**Exercise instructions**
Check each line of the entries below for the string "教师活动"; copy every line where it appears.
:: Task input ::
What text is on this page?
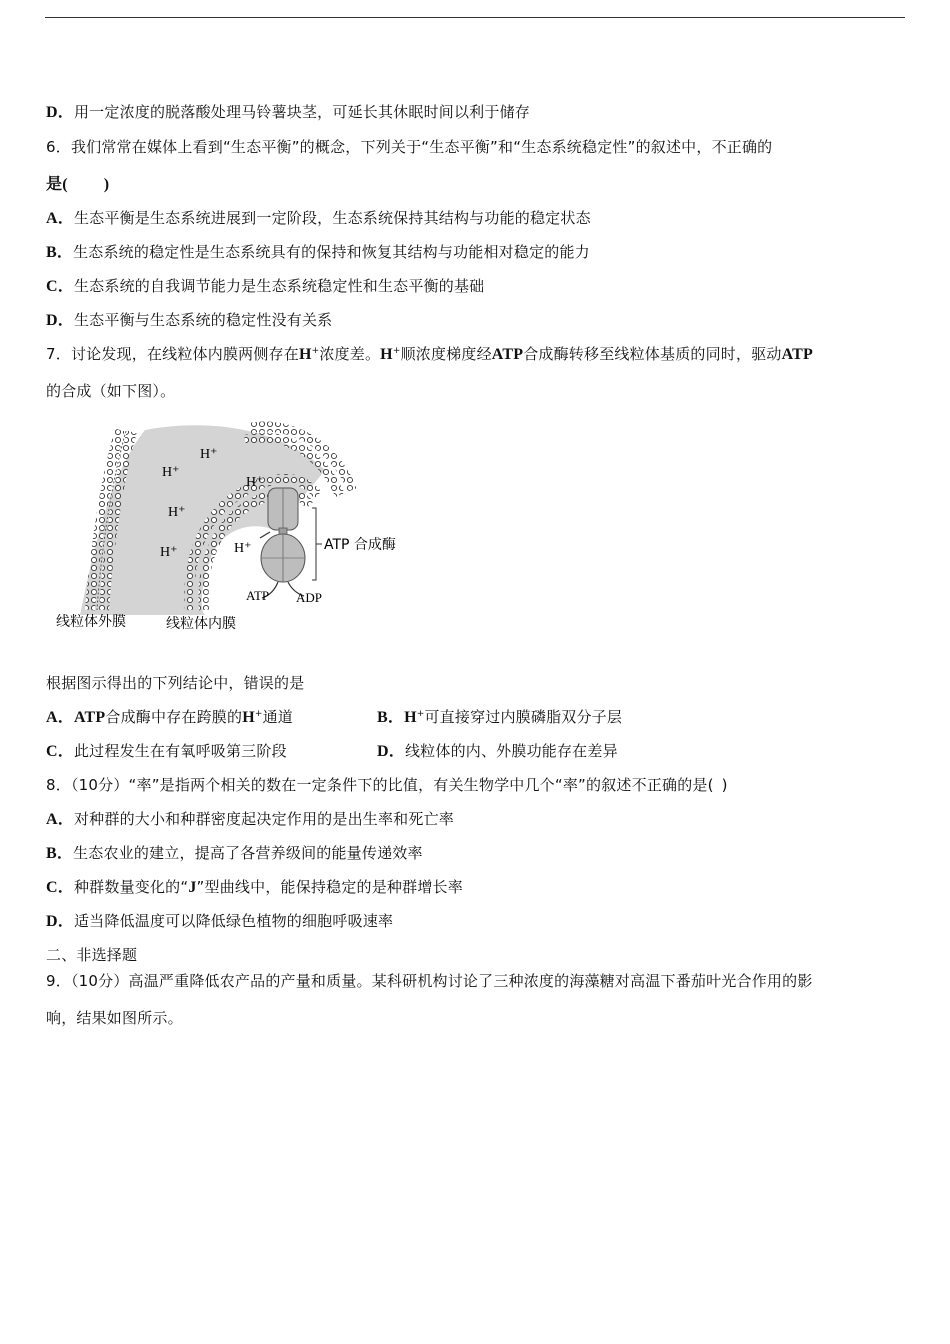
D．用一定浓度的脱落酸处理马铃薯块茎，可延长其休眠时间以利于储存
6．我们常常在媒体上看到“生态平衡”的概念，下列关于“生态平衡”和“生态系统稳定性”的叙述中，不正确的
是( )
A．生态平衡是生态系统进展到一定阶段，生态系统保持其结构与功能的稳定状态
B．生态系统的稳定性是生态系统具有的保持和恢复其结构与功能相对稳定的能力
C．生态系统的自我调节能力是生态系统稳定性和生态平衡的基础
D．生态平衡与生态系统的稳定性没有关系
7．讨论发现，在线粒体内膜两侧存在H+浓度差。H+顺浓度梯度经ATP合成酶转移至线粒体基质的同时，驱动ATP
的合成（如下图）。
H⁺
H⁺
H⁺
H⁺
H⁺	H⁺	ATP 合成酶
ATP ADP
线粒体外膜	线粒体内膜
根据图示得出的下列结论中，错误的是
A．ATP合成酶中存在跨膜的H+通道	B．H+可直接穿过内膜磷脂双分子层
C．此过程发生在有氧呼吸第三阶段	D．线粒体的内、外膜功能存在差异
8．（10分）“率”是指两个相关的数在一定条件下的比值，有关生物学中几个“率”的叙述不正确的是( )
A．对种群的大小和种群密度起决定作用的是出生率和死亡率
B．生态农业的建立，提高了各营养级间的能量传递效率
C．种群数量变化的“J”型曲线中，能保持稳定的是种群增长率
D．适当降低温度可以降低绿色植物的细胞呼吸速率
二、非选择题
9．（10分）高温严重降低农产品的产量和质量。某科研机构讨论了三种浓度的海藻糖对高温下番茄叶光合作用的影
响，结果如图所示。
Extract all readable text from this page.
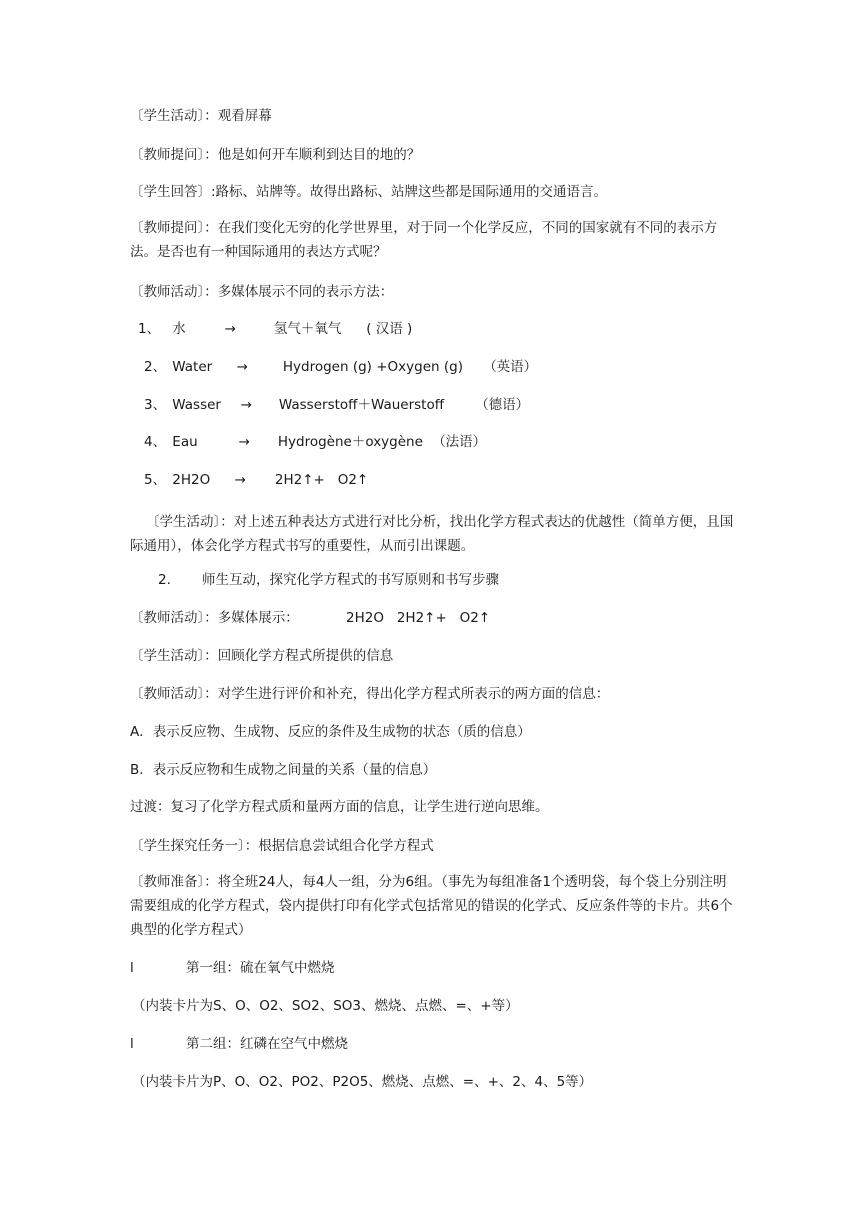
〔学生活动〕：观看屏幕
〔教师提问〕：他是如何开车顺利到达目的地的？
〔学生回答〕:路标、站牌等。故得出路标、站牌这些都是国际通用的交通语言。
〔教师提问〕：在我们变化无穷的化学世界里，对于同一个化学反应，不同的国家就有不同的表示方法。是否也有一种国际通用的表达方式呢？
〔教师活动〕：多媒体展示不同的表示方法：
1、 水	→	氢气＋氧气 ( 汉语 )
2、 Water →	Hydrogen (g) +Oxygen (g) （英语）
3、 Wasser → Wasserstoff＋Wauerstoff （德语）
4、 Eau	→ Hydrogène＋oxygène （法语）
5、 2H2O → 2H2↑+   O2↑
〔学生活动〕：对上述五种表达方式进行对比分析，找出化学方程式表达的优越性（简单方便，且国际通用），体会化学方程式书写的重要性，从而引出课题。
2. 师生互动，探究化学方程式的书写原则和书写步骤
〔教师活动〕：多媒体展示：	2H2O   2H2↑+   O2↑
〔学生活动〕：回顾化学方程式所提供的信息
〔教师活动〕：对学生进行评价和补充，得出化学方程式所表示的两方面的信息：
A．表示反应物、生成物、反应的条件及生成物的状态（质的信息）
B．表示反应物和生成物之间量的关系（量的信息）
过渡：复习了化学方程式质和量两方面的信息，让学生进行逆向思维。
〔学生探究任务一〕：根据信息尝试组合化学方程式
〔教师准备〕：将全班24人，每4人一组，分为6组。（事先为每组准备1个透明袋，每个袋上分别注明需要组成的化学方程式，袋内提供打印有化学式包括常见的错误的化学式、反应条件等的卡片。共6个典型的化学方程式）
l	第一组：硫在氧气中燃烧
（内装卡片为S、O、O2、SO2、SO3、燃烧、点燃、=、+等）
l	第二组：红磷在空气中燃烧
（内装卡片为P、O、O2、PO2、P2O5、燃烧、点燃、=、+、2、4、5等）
:::
:: Task input ::
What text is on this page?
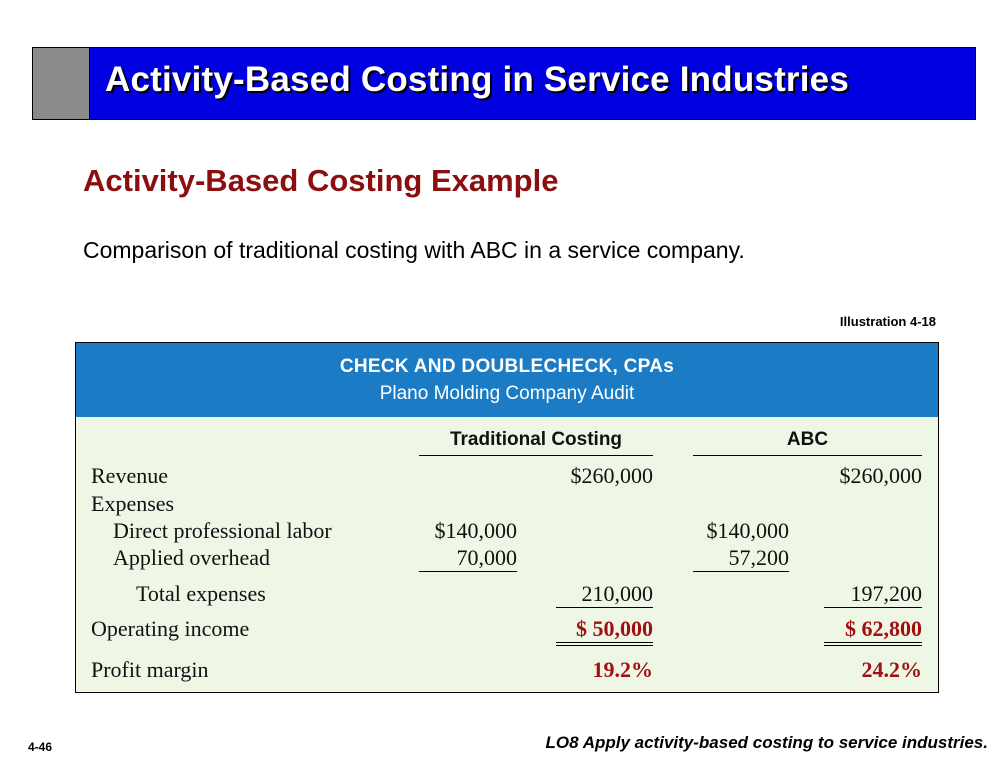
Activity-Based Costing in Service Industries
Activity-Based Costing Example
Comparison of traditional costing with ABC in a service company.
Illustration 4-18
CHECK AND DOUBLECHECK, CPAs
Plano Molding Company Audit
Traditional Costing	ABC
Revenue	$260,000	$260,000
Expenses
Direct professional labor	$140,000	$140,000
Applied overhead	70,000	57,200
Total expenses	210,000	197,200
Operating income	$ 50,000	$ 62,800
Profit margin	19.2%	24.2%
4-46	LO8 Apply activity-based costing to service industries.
:::
**Response to the task**
〔教师活动〕：多媒体展示不同的表示方法：
〔教师活动〕：多媒体展示：	2H2O   2H2↑+   O2↑
〔教师活动〕：对学生进行评价和补充，得出化学方程式所表示的两方面的信息：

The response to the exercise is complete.